Records from a collection of figures:

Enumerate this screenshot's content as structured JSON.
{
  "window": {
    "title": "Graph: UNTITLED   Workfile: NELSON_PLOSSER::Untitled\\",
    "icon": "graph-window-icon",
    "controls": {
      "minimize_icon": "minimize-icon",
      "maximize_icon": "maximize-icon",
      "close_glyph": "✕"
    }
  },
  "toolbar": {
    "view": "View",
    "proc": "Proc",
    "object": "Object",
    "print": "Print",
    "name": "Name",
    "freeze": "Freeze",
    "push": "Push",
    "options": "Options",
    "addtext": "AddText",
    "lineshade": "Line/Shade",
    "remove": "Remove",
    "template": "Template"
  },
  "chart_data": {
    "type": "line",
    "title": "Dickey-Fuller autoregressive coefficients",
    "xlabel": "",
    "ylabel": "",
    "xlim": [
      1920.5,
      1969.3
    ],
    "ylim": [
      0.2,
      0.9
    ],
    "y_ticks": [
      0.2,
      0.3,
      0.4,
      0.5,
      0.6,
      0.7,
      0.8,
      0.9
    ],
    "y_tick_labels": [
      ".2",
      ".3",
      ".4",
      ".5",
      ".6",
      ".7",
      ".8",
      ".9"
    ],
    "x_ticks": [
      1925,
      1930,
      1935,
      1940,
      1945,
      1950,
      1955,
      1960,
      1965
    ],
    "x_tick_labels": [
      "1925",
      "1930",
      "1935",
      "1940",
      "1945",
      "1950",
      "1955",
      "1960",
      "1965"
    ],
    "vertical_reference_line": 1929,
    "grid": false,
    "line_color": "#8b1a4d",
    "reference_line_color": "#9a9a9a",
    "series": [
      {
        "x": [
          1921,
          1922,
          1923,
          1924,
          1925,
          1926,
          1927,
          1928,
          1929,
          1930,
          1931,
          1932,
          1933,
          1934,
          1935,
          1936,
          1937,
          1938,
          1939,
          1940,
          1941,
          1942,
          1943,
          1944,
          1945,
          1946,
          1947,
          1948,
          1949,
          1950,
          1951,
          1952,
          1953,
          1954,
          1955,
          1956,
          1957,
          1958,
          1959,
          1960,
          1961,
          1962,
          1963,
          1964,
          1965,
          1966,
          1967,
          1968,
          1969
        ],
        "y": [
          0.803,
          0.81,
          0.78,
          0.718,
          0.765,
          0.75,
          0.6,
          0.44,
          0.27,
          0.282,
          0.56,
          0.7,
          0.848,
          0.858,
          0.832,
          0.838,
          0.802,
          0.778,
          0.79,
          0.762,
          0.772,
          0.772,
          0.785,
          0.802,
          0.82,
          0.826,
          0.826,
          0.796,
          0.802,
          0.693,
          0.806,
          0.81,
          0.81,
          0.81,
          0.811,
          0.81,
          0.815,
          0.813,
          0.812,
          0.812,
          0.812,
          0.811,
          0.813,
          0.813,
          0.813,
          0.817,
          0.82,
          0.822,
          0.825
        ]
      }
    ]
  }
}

= AIM OF THE EXERCISE =
Repeat all the records. Match each line exactly.

= RESULT OF THE EXERCISE =
Enumerate this screenshot's content as structured JSON.
{
  "window": {
    "title": "Graph: UNTITLED   Workfile: NELSON_PLOSSER::Untitled\\",
    "icon": "graph-window-icon",
    "controls": {
      "minimize_icon": "minimize-icon",
      "maximize_icon": "maximize-icon",
      "close_glyph": "✕"
    }
  },
  "toolbar": {
    "view": "View",
    "proc": "Proc",
    "object": "Object",
    "print": "Print",
    "name": "Name",
    "freeze": "Freeze",
    "push": "Push",
    "options": "Options",
    "addtext": "AddText",
    "lineshade": "Line/Shade",
    "remove": "Remove",
    "template": "Template"
  },
  "chart_data": {
    "type": "line",
    "title": "Dickey-Fuller autoregressive coefficients",
    "xlabel": "",
    "ylabel": "",
    "xlim": [
      1920.5,
      1969.3
    ],
    "ylim": [
      0.2,
      0.9
    ],
    "y_ticks": [
      0.2,
      0.3,
      0.4,
      0.5,
      0.6,
      0.7,
      0.8,
      0.9
    ],
    "y_tick_labels": [
      ".2",
      ".3",
      ".4",
      ".5",
      ".6",
      ".7",
      ".8",
      ".9"
    ],
    "x_ticks": [
      1925,
      1930,
      1935,
      1940,
      1945,
      1950,
      1955,
      1960,
      1965
    ],
    "x_tick_labels": [
      "1925",
      "1930",
      "1935",
      "1940",
      "1945",
      "1950",
      "1955",
      "1960",
      "1965"
    ],
    "vertical_reference_line": 1929,
    "grid": false,
    "line_color": "#8b1a4d",
    "reference_line_color": "#9a9a9a",
    "series": [
      {
        "x": [
          1921,
          1922,
          1923,
          1924,
          1925,
          1926,
          1927,
          1928,
          1929,
          1930,
          1931,
          1932,
          1933,
          1934,
          1935,
          1936,
          1937,
          1938,
          1939,
          1940,
          1941,
          1942,
          1943,
          1944,
          1945,
          1946,
          1947,
          1948,
          1949,
          1950,
          1951,
          1952,
          1953,
          1954,
          1955,
          1956,
          1957,
          1958,
          1959,
          1960,
          1961,
          1962,
          1963,
          1964,
          1965,
          1966,
          1967,
          1968,
          1969
        ],
        "y": [
          0.803,
          0.81,
          0.78,
          0.718,
          0.765,
          0.75,
          0.6,
          0.44,
          0.27,
          0.282,
          0.56,
          0.7,
          0.848,
          0.858,
          0.832,
          0.838,
          0.802,
          0.778,
          0.79,
          0.762,
          0.772,
          0.772,
          0.785,
          0.802,
          0.82,
          0.826,
          0.826,
          0.796,
          0.802,
          0.693,
          0.806,
          0.81,
          0.81,
          0.81,
          0.811,
          0.81,
          0.815,
          0.813,
          0.812,
          0.812,
          0.812,
          0.811,
          0.813,
          0.813,
          0.813,
          0.817,
          0.82,
          0.822,
          0.825
        ]
      }
    ]
  }
}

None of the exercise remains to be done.